■ Instructions to follow: Each line that holds the string "JSON" counts once; say how many such lines there are and add nothing.

# # # # #

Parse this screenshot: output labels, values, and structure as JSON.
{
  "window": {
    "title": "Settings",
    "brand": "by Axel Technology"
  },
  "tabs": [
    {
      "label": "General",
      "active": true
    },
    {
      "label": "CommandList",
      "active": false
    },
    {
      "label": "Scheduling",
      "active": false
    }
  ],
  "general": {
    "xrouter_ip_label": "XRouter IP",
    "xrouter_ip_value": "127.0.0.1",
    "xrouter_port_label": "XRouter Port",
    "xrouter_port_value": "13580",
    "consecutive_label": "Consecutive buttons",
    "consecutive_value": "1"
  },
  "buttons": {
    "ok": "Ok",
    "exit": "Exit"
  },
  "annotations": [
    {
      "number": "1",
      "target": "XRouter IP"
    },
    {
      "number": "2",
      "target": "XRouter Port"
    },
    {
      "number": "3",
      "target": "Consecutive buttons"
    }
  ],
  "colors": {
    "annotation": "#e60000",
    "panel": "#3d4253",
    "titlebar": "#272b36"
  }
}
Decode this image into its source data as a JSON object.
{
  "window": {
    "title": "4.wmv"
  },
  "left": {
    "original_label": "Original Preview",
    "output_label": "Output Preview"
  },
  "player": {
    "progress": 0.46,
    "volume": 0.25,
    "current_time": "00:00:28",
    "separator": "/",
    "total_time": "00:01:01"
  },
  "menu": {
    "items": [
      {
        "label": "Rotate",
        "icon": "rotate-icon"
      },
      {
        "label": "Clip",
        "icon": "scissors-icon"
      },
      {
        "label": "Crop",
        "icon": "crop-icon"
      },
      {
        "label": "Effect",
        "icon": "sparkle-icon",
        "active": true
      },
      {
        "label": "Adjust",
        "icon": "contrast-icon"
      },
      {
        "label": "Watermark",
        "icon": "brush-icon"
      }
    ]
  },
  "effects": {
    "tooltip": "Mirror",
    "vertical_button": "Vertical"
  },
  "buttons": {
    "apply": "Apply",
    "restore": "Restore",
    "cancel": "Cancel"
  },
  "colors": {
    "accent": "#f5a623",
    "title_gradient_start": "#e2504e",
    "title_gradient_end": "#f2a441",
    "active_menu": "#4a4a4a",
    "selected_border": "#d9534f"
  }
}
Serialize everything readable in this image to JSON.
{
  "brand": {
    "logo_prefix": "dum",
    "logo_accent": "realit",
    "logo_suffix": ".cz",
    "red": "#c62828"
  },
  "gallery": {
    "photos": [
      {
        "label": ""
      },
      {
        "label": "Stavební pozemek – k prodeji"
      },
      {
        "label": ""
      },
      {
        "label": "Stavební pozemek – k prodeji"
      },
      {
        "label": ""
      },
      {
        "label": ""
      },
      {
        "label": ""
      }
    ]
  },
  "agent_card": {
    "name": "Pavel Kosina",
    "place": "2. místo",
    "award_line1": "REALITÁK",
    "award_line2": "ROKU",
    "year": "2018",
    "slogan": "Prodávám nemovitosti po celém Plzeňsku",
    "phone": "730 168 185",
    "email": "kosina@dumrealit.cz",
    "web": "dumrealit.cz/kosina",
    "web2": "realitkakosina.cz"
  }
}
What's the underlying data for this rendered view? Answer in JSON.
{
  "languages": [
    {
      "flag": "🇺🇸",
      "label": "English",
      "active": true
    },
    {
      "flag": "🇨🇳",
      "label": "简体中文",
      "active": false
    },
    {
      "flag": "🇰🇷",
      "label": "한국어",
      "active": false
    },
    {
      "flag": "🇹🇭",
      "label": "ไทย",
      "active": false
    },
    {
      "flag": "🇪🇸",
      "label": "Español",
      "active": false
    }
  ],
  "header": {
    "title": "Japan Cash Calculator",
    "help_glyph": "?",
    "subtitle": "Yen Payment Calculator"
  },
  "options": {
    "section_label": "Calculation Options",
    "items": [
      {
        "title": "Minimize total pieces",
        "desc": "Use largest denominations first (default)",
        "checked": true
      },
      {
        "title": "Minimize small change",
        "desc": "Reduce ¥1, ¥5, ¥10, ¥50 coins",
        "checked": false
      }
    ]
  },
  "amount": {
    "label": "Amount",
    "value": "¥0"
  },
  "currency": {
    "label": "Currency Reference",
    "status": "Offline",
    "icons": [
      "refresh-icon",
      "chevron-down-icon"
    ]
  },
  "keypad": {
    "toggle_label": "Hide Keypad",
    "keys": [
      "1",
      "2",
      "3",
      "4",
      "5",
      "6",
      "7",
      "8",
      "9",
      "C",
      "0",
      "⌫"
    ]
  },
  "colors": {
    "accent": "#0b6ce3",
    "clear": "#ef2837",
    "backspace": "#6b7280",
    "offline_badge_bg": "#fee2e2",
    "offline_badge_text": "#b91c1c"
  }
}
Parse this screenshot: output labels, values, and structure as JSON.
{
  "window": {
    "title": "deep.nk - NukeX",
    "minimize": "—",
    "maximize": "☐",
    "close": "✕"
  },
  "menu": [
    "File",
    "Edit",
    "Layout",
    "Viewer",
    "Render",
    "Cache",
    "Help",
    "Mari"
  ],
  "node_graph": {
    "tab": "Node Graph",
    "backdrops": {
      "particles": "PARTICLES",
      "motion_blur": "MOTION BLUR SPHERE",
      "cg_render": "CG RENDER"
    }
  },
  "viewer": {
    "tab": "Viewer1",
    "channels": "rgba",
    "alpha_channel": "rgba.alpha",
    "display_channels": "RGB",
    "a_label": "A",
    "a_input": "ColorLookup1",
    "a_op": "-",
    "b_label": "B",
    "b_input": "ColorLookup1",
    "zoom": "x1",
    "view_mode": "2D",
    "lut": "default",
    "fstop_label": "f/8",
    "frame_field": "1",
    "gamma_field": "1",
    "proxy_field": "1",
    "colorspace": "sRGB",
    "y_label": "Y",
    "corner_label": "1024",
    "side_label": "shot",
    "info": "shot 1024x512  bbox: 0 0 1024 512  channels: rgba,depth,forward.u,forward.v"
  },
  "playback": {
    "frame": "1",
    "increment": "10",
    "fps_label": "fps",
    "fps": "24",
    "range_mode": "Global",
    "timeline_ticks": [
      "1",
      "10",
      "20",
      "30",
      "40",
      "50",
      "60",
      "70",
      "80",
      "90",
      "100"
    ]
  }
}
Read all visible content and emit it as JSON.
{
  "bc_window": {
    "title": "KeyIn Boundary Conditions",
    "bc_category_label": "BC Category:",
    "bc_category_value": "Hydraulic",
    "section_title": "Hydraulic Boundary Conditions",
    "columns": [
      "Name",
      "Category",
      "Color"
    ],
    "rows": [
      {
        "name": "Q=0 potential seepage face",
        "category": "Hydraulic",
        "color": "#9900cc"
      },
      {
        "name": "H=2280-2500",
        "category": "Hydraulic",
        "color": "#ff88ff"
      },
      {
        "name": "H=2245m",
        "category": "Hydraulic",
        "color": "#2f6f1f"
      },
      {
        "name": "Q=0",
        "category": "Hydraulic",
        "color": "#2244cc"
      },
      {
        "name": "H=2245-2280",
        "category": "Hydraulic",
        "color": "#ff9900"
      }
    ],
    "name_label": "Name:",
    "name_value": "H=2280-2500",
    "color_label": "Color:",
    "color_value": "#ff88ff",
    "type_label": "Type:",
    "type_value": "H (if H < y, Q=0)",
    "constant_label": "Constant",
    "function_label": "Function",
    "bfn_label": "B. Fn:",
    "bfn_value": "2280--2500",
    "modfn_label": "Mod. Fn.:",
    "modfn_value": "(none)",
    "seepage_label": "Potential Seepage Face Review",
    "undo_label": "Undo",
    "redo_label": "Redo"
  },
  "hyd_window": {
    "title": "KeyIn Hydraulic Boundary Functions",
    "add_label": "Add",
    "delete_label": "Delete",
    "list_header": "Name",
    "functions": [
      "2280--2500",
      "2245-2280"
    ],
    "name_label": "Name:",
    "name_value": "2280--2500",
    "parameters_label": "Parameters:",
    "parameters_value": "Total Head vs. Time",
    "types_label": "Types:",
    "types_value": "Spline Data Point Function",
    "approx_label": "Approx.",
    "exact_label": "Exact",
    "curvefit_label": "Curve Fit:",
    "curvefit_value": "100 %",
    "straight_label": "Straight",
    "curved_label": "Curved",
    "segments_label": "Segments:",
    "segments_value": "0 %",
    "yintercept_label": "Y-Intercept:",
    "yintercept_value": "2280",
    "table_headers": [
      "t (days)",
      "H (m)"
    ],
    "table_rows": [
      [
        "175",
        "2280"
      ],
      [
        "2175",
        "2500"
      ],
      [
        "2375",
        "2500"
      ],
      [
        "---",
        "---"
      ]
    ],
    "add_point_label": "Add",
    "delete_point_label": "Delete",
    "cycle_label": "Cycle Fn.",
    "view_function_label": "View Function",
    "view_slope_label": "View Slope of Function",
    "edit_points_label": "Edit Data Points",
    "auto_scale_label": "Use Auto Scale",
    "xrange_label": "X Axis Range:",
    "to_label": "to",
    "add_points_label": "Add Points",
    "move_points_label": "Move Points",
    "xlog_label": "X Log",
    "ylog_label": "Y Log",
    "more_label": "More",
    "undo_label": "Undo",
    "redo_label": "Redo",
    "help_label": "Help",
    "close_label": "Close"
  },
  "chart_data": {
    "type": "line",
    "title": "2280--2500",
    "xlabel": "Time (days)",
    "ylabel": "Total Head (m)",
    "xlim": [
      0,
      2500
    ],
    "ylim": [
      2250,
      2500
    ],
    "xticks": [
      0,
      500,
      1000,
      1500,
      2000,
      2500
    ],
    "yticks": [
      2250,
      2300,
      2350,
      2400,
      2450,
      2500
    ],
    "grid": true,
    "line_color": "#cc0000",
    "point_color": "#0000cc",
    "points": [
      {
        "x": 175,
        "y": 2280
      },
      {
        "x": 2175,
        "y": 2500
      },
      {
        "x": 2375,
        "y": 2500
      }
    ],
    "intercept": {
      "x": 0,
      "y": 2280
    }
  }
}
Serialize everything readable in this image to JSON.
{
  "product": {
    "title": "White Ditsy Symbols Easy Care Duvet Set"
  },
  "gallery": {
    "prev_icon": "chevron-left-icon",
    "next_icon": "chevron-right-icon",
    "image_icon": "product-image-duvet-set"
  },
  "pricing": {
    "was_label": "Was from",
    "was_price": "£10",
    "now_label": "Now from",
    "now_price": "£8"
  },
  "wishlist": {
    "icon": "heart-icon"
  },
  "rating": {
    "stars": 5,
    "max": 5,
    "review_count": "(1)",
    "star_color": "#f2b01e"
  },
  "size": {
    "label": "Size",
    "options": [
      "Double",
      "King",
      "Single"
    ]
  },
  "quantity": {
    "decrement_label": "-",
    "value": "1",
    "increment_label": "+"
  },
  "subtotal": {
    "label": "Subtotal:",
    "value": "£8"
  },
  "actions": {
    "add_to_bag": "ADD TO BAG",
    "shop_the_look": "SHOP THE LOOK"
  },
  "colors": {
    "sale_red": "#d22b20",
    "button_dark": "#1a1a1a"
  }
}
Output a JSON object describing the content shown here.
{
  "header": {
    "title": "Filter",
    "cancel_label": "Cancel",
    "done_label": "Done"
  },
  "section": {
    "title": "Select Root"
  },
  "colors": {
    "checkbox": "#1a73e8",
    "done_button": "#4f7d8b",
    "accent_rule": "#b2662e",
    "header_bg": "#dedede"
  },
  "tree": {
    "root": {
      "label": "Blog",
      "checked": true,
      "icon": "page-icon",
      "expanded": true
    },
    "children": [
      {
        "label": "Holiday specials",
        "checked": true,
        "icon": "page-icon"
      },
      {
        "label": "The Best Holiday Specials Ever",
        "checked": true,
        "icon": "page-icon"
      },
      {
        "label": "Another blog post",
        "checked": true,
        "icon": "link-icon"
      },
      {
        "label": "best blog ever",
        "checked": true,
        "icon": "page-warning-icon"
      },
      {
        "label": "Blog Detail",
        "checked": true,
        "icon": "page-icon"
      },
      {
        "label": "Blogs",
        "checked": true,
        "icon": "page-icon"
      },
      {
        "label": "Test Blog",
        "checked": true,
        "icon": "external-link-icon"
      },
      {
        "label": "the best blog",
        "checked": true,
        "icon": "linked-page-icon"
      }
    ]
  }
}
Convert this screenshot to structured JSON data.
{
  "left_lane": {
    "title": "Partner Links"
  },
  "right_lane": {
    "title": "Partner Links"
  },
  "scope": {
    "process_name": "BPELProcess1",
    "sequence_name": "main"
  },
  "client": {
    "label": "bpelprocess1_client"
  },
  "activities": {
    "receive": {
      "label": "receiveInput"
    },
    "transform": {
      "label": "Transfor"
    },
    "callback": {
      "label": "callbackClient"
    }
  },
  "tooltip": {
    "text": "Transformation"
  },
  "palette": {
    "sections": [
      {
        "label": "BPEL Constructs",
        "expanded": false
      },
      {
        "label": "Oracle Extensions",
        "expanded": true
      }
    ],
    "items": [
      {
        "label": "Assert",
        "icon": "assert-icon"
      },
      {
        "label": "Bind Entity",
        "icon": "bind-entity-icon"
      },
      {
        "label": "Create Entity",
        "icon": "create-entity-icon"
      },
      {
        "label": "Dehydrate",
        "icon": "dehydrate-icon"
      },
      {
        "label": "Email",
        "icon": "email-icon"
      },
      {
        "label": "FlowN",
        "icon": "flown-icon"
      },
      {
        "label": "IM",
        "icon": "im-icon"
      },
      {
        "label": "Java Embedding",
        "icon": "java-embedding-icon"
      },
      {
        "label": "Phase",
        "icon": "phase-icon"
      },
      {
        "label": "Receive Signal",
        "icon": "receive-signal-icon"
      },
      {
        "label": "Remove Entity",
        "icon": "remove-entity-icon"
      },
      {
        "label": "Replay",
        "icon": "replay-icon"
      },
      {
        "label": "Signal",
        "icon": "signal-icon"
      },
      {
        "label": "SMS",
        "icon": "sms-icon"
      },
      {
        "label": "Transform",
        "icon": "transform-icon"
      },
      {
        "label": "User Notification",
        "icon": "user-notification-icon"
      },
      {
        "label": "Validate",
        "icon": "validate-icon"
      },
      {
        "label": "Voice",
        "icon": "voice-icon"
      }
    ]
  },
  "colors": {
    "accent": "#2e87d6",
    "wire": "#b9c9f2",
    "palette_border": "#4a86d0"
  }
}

# # # # #

■ Solved exercise: 9